» Exercise objective: Can you retype every record below exactly as written?

>>>

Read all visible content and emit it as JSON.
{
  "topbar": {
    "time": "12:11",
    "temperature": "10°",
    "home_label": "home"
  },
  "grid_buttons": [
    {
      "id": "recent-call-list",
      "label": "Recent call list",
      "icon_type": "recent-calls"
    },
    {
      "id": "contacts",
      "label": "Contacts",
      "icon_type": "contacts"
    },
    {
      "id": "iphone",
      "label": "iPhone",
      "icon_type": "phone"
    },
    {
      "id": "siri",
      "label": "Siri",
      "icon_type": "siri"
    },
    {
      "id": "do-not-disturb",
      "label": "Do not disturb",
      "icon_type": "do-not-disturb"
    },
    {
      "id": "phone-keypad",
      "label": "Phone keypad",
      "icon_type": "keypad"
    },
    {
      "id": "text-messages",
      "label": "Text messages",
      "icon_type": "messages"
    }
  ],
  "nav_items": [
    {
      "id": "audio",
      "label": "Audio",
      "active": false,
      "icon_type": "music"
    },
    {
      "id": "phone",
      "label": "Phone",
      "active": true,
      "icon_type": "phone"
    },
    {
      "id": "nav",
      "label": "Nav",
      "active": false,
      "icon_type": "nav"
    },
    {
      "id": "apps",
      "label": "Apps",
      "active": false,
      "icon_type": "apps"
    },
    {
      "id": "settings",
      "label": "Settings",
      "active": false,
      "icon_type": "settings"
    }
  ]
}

<<<

» Final result:
Read all visible content and emit it as JSON.
{
  "topbar": {
    "time": "12:11",
    "temperature": "10°",
    "home_label": "home"
  },
  "grid_buttons": [
    {
      "id": "recent-call-list",
      "label": "Recent call list",
      "icon_type": "recent-calls"
    },
    {
      "id": "contacts",
      "label": "Contacts",
      "icon_type": "contacts"
    },
    {
      "id": "iphone",
      "label": "iPhone",
      "icon_type": "phone"
    },
    {
      "id": "siri",
      "label": "Siri",
      "icon_type": "siri"
    },
    {
      "id": "do-not-disturb",
      "label": "Do not disturb",
      "icon_type": "do-not-disturb"
    },
    {
      "id": "phone-keypad",
      "label": "Phone keypad",
      "icon_type": "keypad"
    },
    {
      "id": "text-messages",
      "label": "Text messages",
      "icon_type": "messages"
    }
  ],
  "nav_items": [
    {
      "id": "audio",
      "label": "Audio",
      "active": false,
      "icon_type": "music"
    },
    {
      "id": "phone",
      "label": "Phone",
      "active": true,
      "icon_type": "phone"
    },
    {
      "id": "nav",
      "label": "Nav",
      "active": false,
      "icon_type": "nav"
    },
    {
      "id": "apps",
      "label": "Apps",
      "active": false,
      "icon_type": "apps"
    },
    {
      "id": "settings",
      "label": "Settings",
      "active": false,
      "icon_type": "settings"
    }
  ]
}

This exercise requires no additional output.